--- begin Records shown ---

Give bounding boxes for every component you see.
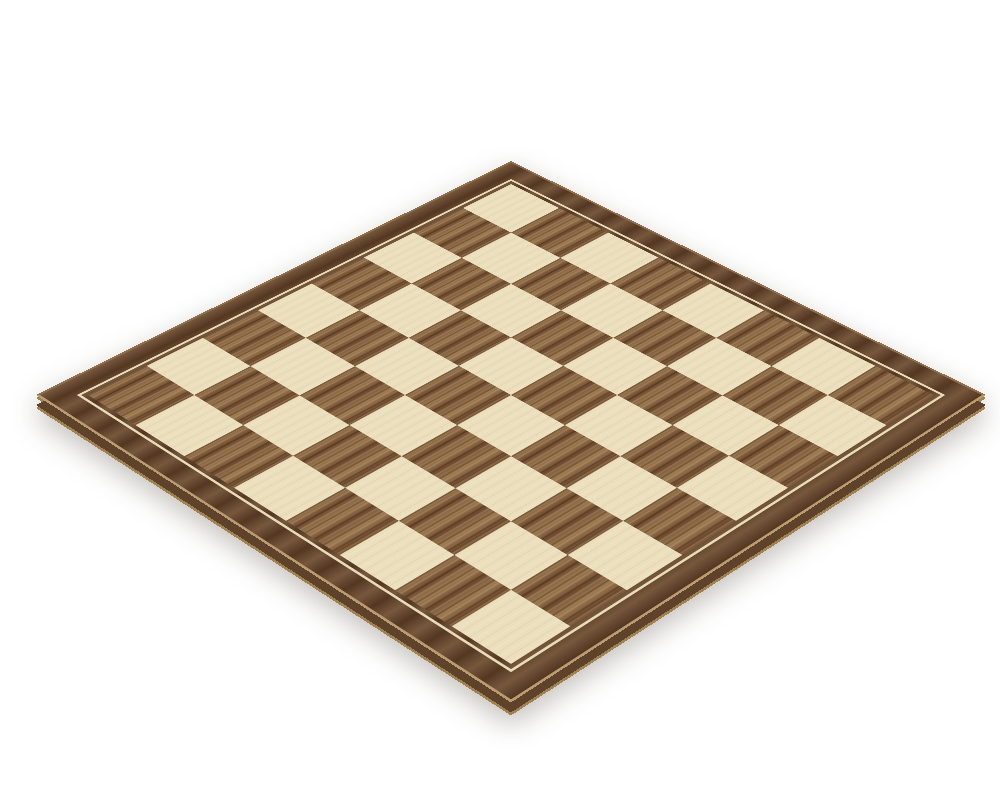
maple-inlay-line bbox=[77, 179, 945, 672]
photo-background bbox=[0, 0, 1000, 800]
board-thickness-shadow bbox=[175, 59, 847, 731]
inner-walnut-band bbox=[81, 181, 941, 669]
chess-board bbox=[36, 161, 986, 702]
perspective-container bbox=[175, 59, 847, 731]
board-field bbox=[88, 184, 934, 664]
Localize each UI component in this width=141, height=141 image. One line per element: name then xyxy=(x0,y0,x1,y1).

--- end Records shown ---

◆ Instruction
Rewrite the data above with "Localize" changed to "Locate" and everything else kept the same. Leave the pictures out of your answer.

◆ Complete response
Give bounding boxes for every component you see.
maple-inlay-line bbox=[77, 179, 945, 672]
photo-background bbox=[0, 0, 1000, 800]
board-thickness-shadow bbox=[175, 59, 847, 731]
inner-walnut-band bbox=[81, 181, 941, 669]
chess-board bbox=[36, 161, 986, 702]
perspective-container bbox=[175, 59, 847, 731]
board-field bbox=[88, 184, 934, 664]
Locate each UI component in this width=141, height=141 image. One line per element: name then xyxy=(x0,y0,x1,y1).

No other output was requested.